Dataset items:
══════
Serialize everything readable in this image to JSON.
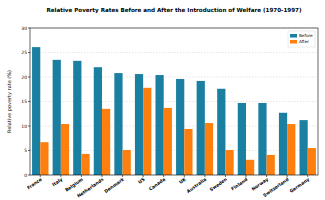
{
  "chart_data": {
    "type": "bar",
    "title": "Relative Poverty Rates Before and After the Introduction of Welfare (1970-1997)",
    "y_label": "Relative poverty rate (%)",
    "categories": [
      "France",
      "Italy",
      "Belgium",
      "Netherlands",
      "Denmark",
      "US",
      "Canada",
      "UK",
      "Australia",
      "Sweden",
      "Finland",
      "Norway",
      "Switzerland",
      "Germany"
    ],
    "series": [
      {
        "name": "Before",
        "color": "#1a7fa0",
        "values": [
          26.1,
          23.5,
          23.3,
          22.0,
          20.8,
          20.6,
          20.4,
          19.6,
          19.2,
          17.6,
          14.7,
          14.7,
          12.7,
          11.2
        ]
      },
      {
        "name": "After",
        "color": "#ff7f0e",
        "values": [
          6.7,
          10.4,
          4.3,
          13.5,
          5.1,
          17.8,
          13.7,
          9.4,
          10.6,
          5.1,
          3.1,
          4.1,
          10.4,
          5.5
        ]
      }
    ],
    "ylim": [
      0,
      30
    ],
    "yticks": [
      0,
      5,
      10,
      15,
      20,
      25,
      30
    ],
    "grid": true,
    "legend": "upper right"
  }
}
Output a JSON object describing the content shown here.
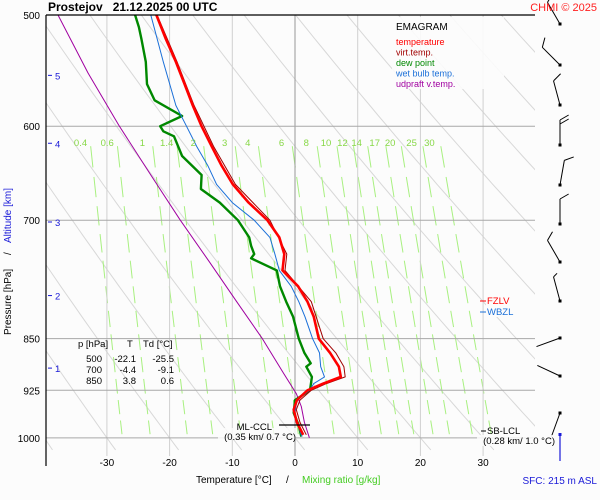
{
  "chart_data": {
    "type": "line",
    "title": "Prostejov   21.12.2025 00 UTC",
    "copyright": "CHMI © 2025",
    "diagram_type": "EMAGRAM",
    "xlabel": "Temperature [°C]",
    "xlabel_separator": "/",
    "xlabel2": "Mixing ratio [g/kg]",
    "ylabel": "Pressure [hPa]",
    "ylabel_separator": "/",
    "ylabel2": "Altitude [km]",
    "xlim": [
      -40,
      38
    ],
    "ylim": [
      1000,
      500
    ],
    "x_ticks": [
      -30,
      -20,
      -10,
      0,
      10,
      20,
      30
    ],
    "pressure_ticks": [
      500,
      600,
      700,
      850,
      925,
      1000
    ],
    "altitude_ticks": [
      {
        "km": 5,
        "p": 552
      },
      {
        "km": 4,
        "p": 617
      },
      {
        "km": 3,
        "p": 702
      },
      {
        "km": 2,
        "p": 792
      },
      {
        "km": 1,
        "p": 892
      }
    ],
    "mixing_ratio_labels": [
      "0.4",
      "0.6",
      "1",
      "1.4",
      "2",
      "3",
      "4",
      "6",
      "8",
      "10",
      "12",
      "14",
      "17",
      "20",
      "25",
      "30"
    ],
    "legend": [
      {
        "label": "temperature",
        "color": "#ff0000"
      },
      {
        "label": "virt.temp.",
        "color": "#a00000"
      },
      {
        "label": "dew point",
        "color": "#008800"
      },
      {
        "label": "wet bulb temp.",
        "color": "#1a6fd8"
      },
      {
        "label": "udpraft v.temp.",
        "color": "#a000a0"
      }
    ],
    "legend_position": "top-right",
    "series": [
      {
        "name": "temperature",
        "points": [
          [
            500,
            -22.1
          ],
          [
            520,
            -20.6
          ],
          [
            540,
            -19.0
          ],
          [
            560,
            -17.6
          ],
          [
            580,
            -16.3
          ],
          [
            600,
            -14.9
          ],
          [
            620,
            -13.3
          ],
          [
            640,
            -11.7
          ],
          [
            660,
            -9.9
          ],
          [
            680,
            -7.4
          ],
          [
            700,
            -4.4
          ],
          [
            720,
            -2.5
          ],
          [
            740,
            -1.7
          ],
          [
            760,
            -2.0
          ],
          [
            780,
            0.5
          ],
          [
            800,
            2.0
          ],
          [
            820,
            3.0
          ],
          [
            850,
            3.8
          ],
          [
            870,
            5.6
          ],
          [
            890,
            7.0
          ],
          [
            905,
            7.3
          ],
          [
            915,
            4.5
          ],
          [
            925,
            2.0
          ],
          [
            940,
            0.3
          ],
          [
            955,
            -0.2
          ],
          [
            975,
            0.3
          ],
          [
            995,
            1.3
          ]
        ]
      },
      {
        "name": "virt.temp.",
        "points": [
          [
            500,
            -22.0
          ],
          [
            540,
            -18.8
          ],
          [
            580,
            -16.1
          ],
          [
            620,
            -13.0
          ],
          [
            660,
            -9.5
          ],
          [
            700,
            -4.0
          ],
          [
            740,
            -1.3
          ],
          [
            760,
            -1.6
          ],
          [
            800,
            2.6
          ],
          [
            850,
            4.5
          ],
          [
            870,
            6.5
          ],
          [
            890,
            7.8
          ],
          [
            905,
            8.0
          ],
          [
            915,
            5.0
          ],
          [
            925,
            2.6
          ],
          [
            940,
            0.8
          ],
          [
            955,
            0.2
          ],
          [
            975,
            0.8
          ],
          [
            995,
            1.8
          ]
        ]
      },
      {
        "name": "dew point",
        "points": [
          [
            500,
            -25.5
          ],
          [
            510,
            -24.9
          ],
          [
            520,
            -24.5
          ],
          [
            540,
            -23.8
          ],
          [
            560,
            -23.6
          ],
          [
            575,
            -22.4
          ],
          [
            590,
            -18.0
          ],
          [
            600,
            -21.5
          ],
          [
            605,
            -21.0
          ],
          [
            610,
            -19.3
          ],
          [
            630,
            -18.0
          ],
          [
            650,
            -14.9
          ],
          [
            665,
            -15.0
          ],
          [
            680,
            -12.0
          ],
          [
            700,
            -9.1
          ],
          [
            720,
            -7.3
          ],
          [
            730,
            -7.0
          ],
          [
            740,
            -6.5
          ],
          [
            745,
            -7.0
          ],
          [
            760,
            -2.9
          ],
          [
            780,
            -2.4
          ],
          [
            800,
            -1.4
          ],
          [
            820,
            -0.3
          ],
          [
            850,
            0.6
          ],
          [
            870,
            1.5
          ],
          [
            885,
            2.5
          ],
          [
            890,
            1.8
          ],
          [
            905,
            2.7
          ],
          [
            925,
            2.4
          ],
          [
            940,
            0.0
          ],
          [
            960,
            -0.2
          ],
          [
            980,
            0.6
          ],
          [
            998,
            1.0
          ]
        ]
      },
      {
        "name": "wet bulb temp.",
        "points": [
          [
            500,
            -23.0
          ],
          [
            540,
            -21.0
          ],
          [
            580,
            -19.0
          ],
          [
            600,
            -17.3
          ],
          [
            620,
            -15.7
          ],
          [
            640,
            -13.9
          ],
          [
            660,
            -12.5
          ],
          [
            680,
            -10.0
          ],
          [
            700,
            -6.5
          ],
          [
            720,
            -4.0
          ],
          [
            740,
            -3.2
          ],
          [
            760,
            -2.5
          ],
          [
            780,
            -0.6
          ],
          [
            800,
            0.6
          ],
          [
            820,
            1.6
          ],
          [
            850,
            2.8
          ],
          [
            870,
            3.9
          ],
          [
            890,
            4.1
          ],
          [
            905,
            4.7
          ],
          [
            915,
            3.0
          ],
          [
            925,
            2.3
          ],
          [
            940,
            0.3
          ],
          [
            960,
            0.0
          ],
          [
            980,
            0.5
          ],
          [
            998,
            1.1
          ]
        ]
      },
      {
        "name": "udpraft v.temp.",
        "points": [
          [
            500,
            -37.8
          ],
          [
            550,
            -33.0
          ],
          [
            600,
            -28.0
          ],
          [
            650,
            -23.0
          ],
          [
            700,
            -18.3
          ],
          [
            750,
            -13.6
          ],
          [
            800,
            -9.3
          ],
          [
            850,
            -5.2
          ],
          [
            900,
            -1.8
          ],
          [
            930,
            0.2
          ],
          [
            950,
            1.0
          ],
          [
            975,
            1.5
          ],
          [
            1000,
            2.3
          ]
        ]
      }
    ],
    "table": {
      "headers": [
        "p [hPa]",
        "T",
        "Td [°C]"
      ],
      "rows": [
        [
          "500",
          "-22.1",
          "-25.5"
        ],
        [
          "700",
          "-4.4",
          "-9.1"
        ],
        [
          "850",
          "3.8",
          "0.6"
        ]
      ]
    },
    "level_markers": [
      {
        "label": "FZLV",
        "color": "#ff0000",
        "p": 790
      },
      {
        "label": "WBZL",
        "color": "#1a6fd8",
        "p": 805
      }
    ],
    "annotations": [
      {
        "name": "ML-CCL",
        "label": "ML-CCL",
        "detail": "(0.35 km/ 0.7 °C)",
        "p": 968
      },
      {
        "name": "SB-LCL",
        "label": "SB-LCL",
        "detail": "(0.28 km/ 1.0 °C)",
        "p": 975
      }
    ],
    "wind_barbs": [
      {
        "p": 510,
        "dir": 330,
        "speed": 5
      },
      {
        "p": 545,
        "dir": 315,
        "speed": 10
      },
      {
        "p": 585,
        "dir": 345,
        "speed": 10
      },
      {
        "p": 625,
        "dir": 360,
        "speed": 20
      },
      {
        "p": 665,
        "dir": 10,
        "speed": 10
      },
      {
        "p": 705,
        "dir": 360,
        "speed": 10
      },
      {
        "p": 750,
        "dir": 330,
        "speed": 10
      },
      {
        "p": 795,
        "dir": 345,
        "speed": 5
      },
      {
        "p": 850,
        "dir": 250,
        "speed": 0
      },
      {
        "p": 900,
        "dir": 295,
        "speed": 0
      },
      {
        "p": 955,
        "dir": 200,
        "speed": 0
      }
    ],
    "surface_label": "SFC: 215 m ASL",
    "surface_pressure": 993
  }
}
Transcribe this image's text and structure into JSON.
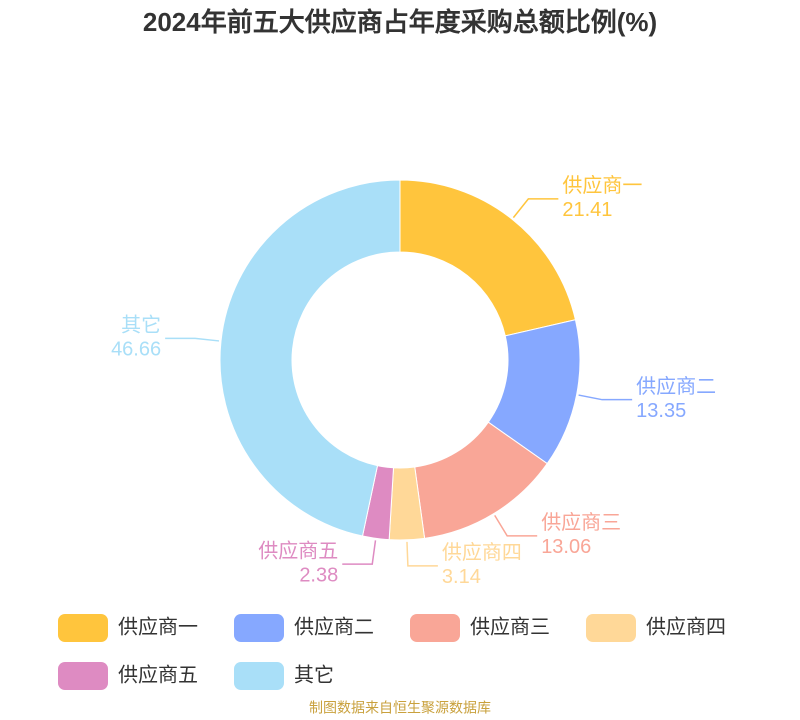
{
  "chart_data": {
    "type": "pie",
    "title": "2024年前五大供应商占年度采购总额比例(%)",
    "categories": [
      "供应商一",
      "供应商二",
      "供应商三",
      "供应商四",
      "供应商五",
      "其它"
    ],
    "values": [
      21.41,
      13.35,
      13.06,
      3.14,
      2.38,
      46.66
    ],
    "colors": [
      "#ffc53d",
      "#86a8ff",
      "#f9a697",
      "#ffd898",
      "#de8bc2",
      "#a9dff8"
    ],
    "donut": true,
    "source": "制图数据来自恒生聚源数据库"
  }
}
══════
Extract all lines that hold the word "bulb".

- **Exercise output**:
        "label": "wet bulb temp.",
        "name": "wet bulb temp.",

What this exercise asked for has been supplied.